:: Текст для чтения ::

▼

Улица, где герой переживает свои злоключения, предстает в фильме джунглями, находящимися во власти безотчетных инстинктов. Это достигнуто разными изобразительными приемами. Так, в самом начале, когда герой томится в своей плюшевой гостиной, на потолке мерцают световые пятна, отражения уличных огней. Они — вестники улицы, и хозяин ностальгически следит за их игрой. В этой знаменитой сцене свет выполняет точно такую же функцию, как и в фильмах Карла Майера. Его переливы символизируют иррациональное брожение в сфере инстинктивной жизни. Взволнованный герой подходит к окну и, выглянув, видит не реальную улицу, а улицу в своем воображении. Кадры летящих машин, фейерверка и праздной толпы вместе с кадрами, снятыми на большой скорости, сливаются в одно беснующееся целое, смятение которого усугублено многочисленными экспозициями и вплетением ясных крупных планов циркового клоуна, женщины и шарманщика. Благодаря этой искусной монтажной вставке улица кажется чем-то вроде ярмарки, иначе говоря, царством хаоса.
На смену кругу, обычно служившему символом хаоса, пришла прямая линия городской улицы. Поскольку хаос в ту пору был уже не пределом, а, скорее, переходом, подводящим к царству власти, эта перемена символов вполне обоснована.
На самой улице оживают неодушевленные предметы, пробужденные, как в фильмах Карла Майера, присутствием людей, находящихся во власти инстинктов. Волнистая линия на мостовой — она выполняет ту же функцию, что и мерцающие световые пятна на потолке, — зовет героя следовать за ней, а два горящих мигающих глаза с вывески оптической лавки почти обращают в бегство героя, точно глаза незримого чудовища. Впервые на немецком экране витринные украшения участвуют в действии. Герой глядит на голые женские манекены, выставленные в витрине магазина, и они порождают в нем мечты об идеальной красоте, а затем, поддавшись этим грезам, герой отплывает в далекие страны на борту корабля, модель которого стоит в витрине ближнего агентства путешествий.
Фильм отнюдь не утверждает прелестей анархической жизни. Он протестует против нее, изобразив улицу, где правит закон джунглей, а счастье ищут в картежной игре и сомнительных любовных связях. Этот приговор анархии выступает рука об руку с прославлением полиции. Особенно замечательна одна сцена, которой суждено было потом появиться во многих фильмах. Мчатся волнами длинные вереницы автомобилей, а затерявшийся в толпе ребенок пытается перейти улицу. Властным жестом полицейский останавливает движение, и точно Моисей, ведущий иудеев через Чермное море, благополучно переправляет ребенка на ту сторону улицы среди окаменевших машин. Потом уличный ад разверзается снова. Полиция же доказывает невиновность вконец запуганного филистера и отправляет его домой. Да, со времен «Калигари» взгляды резко переменились! Если в «Калигари» над полицией глумятся и клеймят в ней официальную власть, то в «Улице» мудрая и справедливая власть действует посредством полиции, подавляя мрачные силы анархии.

▲

:: Постановка задачи 1 ::
Перепишите фрагмент текста о фильме «Улица», начиная с «На смену кругу, обычно» и заканчивая «символов вполне обоснована.», поменяв «городской улицы» на «столичной улицы».
Текст и записи взяты из разных источников.

(Необработанные записи)
▼

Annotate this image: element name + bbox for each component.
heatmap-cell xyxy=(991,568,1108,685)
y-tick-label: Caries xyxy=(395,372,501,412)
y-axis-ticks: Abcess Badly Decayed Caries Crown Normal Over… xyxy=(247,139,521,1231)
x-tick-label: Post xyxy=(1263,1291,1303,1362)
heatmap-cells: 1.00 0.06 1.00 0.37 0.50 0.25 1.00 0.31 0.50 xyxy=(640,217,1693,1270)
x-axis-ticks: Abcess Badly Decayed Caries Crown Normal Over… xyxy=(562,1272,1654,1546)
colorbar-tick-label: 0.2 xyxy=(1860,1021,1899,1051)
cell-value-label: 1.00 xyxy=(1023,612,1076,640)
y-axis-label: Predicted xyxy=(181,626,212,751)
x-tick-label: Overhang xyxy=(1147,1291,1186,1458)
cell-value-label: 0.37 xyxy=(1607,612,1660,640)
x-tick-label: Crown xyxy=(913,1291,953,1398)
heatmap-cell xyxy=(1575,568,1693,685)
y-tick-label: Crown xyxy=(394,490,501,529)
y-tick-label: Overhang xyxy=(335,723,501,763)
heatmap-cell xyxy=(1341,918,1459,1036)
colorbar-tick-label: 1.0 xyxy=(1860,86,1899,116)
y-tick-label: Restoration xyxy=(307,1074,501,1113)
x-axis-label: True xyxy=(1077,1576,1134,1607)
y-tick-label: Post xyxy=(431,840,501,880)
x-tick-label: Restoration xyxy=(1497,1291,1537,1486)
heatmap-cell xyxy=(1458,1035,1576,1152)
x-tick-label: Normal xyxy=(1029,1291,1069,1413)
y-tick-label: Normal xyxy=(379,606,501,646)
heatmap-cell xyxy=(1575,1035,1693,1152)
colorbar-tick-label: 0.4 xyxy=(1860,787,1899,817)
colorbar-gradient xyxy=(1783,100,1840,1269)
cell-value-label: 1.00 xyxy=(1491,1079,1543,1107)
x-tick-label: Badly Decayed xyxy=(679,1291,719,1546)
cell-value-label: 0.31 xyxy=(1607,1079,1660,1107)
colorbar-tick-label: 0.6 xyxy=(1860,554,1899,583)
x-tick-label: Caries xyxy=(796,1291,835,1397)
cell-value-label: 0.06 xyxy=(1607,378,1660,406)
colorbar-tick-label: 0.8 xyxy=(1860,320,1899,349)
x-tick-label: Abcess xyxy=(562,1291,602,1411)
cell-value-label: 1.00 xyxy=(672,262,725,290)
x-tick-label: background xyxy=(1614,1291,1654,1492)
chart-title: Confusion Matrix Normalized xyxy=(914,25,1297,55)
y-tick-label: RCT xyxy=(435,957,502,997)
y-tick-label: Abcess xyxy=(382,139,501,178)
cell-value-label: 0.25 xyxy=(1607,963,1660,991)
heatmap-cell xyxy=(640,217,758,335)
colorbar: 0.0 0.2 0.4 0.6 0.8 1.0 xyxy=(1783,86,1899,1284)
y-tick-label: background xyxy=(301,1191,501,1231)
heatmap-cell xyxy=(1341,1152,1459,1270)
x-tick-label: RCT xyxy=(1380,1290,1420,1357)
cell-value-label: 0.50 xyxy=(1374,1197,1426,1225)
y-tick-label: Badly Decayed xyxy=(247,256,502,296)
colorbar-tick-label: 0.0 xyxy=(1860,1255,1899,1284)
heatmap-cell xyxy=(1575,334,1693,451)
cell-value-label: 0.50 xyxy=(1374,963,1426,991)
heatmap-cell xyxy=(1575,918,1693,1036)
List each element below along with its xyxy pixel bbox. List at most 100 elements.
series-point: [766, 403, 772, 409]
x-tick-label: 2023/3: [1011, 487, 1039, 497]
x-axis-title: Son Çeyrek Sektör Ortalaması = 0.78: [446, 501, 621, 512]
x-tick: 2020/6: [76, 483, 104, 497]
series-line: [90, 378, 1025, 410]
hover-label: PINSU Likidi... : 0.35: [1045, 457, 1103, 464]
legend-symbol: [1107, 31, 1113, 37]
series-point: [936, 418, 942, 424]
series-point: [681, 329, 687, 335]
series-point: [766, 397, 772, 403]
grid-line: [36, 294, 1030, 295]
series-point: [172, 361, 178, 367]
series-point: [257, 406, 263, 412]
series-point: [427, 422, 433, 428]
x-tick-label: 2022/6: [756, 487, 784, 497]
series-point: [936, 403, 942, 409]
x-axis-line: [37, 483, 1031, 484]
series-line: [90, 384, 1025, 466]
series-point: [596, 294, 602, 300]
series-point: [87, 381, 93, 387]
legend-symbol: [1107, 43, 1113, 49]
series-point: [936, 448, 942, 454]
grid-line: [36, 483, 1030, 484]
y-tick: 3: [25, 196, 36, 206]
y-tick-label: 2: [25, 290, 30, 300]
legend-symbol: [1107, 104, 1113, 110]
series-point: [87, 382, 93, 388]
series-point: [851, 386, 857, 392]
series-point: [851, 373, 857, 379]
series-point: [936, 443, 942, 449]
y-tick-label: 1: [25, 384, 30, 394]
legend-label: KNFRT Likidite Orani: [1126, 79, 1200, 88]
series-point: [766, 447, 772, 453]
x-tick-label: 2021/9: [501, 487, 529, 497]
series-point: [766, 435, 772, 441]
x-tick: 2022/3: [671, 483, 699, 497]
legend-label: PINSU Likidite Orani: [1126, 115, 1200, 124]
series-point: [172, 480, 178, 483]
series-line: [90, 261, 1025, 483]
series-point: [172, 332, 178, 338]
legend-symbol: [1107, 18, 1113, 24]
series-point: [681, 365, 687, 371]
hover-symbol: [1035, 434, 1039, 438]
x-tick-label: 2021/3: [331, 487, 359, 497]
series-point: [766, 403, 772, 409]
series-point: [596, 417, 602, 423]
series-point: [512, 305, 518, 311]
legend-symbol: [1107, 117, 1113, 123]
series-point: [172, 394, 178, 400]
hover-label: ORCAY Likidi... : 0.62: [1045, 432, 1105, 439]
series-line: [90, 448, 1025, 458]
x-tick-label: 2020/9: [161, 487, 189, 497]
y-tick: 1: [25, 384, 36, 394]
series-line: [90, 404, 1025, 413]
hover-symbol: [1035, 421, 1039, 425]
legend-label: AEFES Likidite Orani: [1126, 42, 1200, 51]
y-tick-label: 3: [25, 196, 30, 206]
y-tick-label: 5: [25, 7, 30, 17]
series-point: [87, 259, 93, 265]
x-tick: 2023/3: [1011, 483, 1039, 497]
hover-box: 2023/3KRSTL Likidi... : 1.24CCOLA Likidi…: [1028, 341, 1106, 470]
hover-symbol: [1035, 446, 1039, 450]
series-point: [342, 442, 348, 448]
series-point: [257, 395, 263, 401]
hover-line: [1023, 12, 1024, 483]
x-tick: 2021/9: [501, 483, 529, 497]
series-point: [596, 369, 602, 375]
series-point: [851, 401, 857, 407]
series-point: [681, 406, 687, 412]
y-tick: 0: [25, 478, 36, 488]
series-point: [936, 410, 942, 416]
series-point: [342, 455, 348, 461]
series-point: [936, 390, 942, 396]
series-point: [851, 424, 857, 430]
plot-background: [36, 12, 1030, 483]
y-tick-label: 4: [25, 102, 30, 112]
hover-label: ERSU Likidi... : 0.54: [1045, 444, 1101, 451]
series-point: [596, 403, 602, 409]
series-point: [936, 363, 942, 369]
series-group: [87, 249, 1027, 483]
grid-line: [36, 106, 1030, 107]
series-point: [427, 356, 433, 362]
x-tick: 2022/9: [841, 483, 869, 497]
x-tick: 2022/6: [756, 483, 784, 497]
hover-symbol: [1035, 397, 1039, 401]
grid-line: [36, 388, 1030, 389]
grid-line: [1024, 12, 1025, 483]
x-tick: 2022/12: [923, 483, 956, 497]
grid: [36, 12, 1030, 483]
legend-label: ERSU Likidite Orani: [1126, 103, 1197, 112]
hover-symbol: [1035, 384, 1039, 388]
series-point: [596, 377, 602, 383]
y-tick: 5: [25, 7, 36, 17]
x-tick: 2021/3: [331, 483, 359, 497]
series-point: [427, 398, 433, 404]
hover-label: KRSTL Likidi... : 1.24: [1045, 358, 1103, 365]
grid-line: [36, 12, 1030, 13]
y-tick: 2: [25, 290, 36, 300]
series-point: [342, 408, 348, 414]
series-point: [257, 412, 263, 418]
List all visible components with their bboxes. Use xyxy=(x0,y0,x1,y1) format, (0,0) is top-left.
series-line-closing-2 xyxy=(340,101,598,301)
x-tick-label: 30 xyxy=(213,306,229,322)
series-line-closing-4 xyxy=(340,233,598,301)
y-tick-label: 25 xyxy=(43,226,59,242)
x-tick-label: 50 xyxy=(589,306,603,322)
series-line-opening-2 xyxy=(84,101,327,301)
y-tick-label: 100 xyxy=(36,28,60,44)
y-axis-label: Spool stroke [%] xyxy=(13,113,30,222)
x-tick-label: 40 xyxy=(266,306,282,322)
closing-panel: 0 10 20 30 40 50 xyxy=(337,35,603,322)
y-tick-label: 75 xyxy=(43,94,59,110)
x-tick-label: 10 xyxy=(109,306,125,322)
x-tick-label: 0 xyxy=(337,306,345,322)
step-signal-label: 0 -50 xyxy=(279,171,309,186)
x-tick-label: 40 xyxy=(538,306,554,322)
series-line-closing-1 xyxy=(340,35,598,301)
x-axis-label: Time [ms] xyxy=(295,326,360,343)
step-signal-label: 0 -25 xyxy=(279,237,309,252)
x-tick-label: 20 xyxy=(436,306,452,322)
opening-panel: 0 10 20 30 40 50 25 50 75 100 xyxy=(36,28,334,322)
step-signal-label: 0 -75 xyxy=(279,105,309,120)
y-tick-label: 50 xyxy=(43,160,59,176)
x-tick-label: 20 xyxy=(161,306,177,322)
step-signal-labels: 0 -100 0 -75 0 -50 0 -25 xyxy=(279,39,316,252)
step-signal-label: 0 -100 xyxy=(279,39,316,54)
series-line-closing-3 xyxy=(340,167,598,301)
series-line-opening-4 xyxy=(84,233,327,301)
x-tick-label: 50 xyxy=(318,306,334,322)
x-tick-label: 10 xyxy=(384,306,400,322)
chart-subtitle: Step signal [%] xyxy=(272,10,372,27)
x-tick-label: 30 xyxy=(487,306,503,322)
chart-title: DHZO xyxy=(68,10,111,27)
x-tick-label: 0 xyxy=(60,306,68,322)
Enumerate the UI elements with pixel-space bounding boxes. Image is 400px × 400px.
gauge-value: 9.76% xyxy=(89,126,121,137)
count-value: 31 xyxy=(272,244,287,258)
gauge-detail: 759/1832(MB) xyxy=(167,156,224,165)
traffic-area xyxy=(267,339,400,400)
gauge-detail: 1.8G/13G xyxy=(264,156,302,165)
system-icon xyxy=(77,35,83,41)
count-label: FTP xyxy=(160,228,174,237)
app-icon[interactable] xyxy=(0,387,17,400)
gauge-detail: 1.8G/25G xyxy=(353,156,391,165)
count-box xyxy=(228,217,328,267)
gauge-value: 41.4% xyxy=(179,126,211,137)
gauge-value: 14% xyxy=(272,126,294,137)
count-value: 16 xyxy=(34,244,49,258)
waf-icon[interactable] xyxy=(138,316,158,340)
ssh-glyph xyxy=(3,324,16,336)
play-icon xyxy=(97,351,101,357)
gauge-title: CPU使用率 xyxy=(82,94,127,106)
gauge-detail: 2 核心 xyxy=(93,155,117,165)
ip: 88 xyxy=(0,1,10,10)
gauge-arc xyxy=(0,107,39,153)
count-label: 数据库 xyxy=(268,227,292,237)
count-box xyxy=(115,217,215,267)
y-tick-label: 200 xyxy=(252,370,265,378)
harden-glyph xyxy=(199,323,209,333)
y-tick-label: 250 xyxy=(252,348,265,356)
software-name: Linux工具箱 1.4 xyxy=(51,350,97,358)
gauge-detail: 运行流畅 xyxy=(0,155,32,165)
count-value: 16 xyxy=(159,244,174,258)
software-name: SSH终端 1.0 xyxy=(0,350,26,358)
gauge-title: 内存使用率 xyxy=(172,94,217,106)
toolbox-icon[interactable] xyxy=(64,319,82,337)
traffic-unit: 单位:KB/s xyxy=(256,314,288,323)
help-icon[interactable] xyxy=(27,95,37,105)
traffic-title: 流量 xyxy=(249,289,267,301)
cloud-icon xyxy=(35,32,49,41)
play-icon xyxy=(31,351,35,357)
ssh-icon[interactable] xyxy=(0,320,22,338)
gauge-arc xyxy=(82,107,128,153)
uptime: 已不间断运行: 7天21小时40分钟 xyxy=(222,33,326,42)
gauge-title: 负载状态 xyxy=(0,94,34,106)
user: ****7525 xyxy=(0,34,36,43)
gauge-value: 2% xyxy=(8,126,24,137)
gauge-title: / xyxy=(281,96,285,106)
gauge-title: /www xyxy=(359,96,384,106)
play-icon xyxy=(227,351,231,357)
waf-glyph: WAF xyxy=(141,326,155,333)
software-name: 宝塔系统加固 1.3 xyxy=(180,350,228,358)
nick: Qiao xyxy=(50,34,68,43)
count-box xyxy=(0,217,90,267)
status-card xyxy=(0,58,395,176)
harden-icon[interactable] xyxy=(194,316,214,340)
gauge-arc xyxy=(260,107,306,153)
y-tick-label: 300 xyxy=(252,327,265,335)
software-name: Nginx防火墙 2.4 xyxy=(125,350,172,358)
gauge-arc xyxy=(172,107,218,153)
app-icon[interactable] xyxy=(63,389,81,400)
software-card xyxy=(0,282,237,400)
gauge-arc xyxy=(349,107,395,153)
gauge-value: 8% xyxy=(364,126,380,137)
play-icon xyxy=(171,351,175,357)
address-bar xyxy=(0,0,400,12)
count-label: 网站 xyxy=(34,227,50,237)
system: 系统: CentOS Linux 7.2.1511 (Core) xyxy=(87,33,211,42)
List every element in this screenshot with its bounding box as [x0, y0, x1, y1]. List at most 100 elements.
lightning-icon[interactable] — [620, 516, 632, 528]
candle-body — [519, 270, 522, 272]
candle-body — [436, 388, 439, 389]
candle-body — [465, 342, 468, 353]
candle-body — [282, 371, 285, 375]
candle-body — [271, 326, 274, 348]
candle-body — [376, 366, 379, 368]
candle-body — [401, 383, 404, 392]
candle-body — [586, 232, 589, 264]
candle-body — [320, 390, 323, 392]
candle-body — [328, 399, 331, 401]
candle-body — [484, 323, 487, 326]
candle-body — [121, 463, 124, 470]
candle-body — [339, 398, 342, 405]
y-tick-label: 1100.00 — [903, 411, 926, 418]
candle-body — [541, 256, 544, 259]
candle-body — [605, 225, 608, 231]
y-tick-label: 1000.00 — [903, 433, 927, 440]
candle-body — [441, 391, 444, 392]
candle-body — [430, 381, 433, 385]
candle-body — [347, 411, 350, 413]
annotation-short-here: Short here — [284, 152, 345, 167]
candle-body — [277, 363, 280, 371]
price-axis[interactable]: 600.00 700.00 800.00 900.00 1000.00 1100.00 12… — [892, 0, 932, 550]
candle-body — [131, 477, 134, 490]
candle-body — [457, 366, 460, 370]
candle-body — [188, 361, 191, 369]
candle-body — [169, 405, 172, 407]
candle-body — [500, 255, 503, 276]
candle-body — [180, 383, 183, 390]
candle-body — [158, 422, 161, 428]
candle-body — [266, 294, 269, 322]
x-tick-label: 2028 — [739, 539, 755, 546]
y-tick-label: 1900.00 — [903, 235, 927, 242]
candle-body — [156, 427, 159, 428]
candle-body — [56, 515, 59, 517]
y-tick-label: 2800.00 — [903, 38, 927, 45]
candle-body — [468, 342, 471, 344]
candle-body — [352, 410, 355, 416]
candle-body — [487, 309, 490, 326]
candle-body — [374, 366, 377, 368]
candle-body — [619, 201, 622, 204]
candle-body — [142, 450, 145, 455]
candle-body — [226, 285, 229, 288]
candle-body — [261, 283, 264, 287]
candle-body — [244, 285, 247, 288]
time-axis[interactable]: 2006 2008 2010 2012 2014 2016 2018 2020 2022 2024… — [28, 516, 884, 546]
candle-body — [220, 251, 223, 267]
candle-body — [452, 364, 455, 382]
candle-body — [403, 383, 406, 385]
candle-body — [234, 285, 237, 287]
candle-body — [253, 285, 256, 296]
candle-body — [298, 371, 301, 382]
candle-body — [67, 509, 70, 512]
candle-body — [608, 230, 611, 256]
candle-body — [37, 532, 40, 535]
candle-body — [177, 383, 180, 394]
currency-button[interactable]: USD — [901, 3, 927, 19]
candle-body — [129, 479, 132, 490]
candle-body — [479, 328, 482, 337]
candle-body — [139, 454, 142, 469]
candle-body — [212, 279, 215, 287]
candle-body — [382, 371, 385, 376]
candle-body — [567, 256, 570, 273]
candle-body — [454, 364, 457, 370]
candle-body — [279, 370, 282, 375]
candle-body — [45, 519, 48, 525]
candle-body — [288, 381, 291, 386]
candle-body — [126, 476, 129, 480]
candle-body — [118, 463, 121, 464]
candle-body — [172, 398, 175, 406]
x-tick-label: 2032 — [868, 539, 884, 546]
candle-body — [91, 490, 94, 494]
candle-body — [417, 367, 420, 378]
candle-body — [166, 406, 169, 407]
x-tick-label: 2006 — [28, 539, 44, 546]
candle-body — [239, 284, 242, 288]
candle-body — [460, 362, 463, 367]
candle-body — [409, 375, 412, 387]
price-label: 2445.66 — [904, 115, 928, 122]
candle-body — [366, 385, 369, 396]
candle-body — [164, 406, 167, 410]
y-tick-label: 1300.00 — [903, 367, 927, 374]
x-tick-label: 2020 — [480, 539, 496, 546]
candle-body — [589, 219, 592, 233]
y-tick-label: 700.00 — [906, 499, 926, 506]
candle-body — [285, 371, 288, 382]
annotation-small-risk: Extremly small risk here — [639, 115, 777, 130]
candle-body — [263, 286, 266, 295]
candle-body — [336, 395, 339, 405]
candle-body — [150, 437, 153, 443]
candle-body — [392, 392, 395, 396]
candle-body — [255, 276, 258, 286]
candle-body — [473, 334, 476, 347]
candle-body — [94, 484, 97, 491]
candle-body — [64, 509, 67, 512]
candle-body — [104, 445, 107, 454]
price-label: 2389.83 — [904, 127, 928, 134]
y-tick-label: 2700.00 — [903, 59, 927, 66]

▲

:: Постановка задачи 2 ::
Перепечатайте дословно записи, начиная с первой строки и заканчивая строкой, в которой стоит «y-tick-label: Restoration xyxy=(307,1074,501,1113)».

:: Решение 1 ::
На смену кругу, обычно служившему символом хаоса, пришла прямая линия столичной улицы. Поскольку хаос в ту пору был уже не пределом, а, скорее, переходом, подводящим к царству власти, эта перемена символов вполне обоснована.

:: Решение 2 ::
Annotate this image: element name + bbox for each component.
heatmap-cell xyxy=(991,568,1108,685)
y-tick-label: Caries xyxy=(395,372,501,412)
y-axis-ticks: Abcess Badly Decayed Caries Crown Normal Over… xyxy=(247,139,521,1231)
x-tick-label: Post xyxy=(1263,1291,1303,1362)
heatmap-cells: 1.00 0.06 1.00 0.37 0.50 0.25 1.00 0.31 0.50 xyxy=(640,217,1693,1270)
x-axis-ticks: Abcess Badly Decayed Caries Crown Normal Over… xyxy=(562,1272,1654,1546)
colorbar-tick-label: 0.2 xyxy=(1860,1021,1899,1051)
cell-value-label: 1.00 xyxy=(1023,612,1076,640)
y-axis-label: Predicted xyxy=(181,626,212,751)
x-tick-label: Overhang xyxy=(1147,1291,1186,1458)
cell-value-label: 0.37 xyxy=(1607,612,1660,640)
x-tick-label: Crown xyxy=(913,1291,953,1398)
heatmap-cell xyxy=(1575,568,1693,685)
y-tick-label: Crown xyxy=(394,490,501,529)
y-tick-label: Overhang xyxy=(335,723,501,763)
heatmap-cell xyxy=(1341,918,1459,1036)
colorbar-tick-label: 1.0 xyxy=(1860,86,1899,116)
y-tick-label: Restoration xyxy=(307,1074,501,1113)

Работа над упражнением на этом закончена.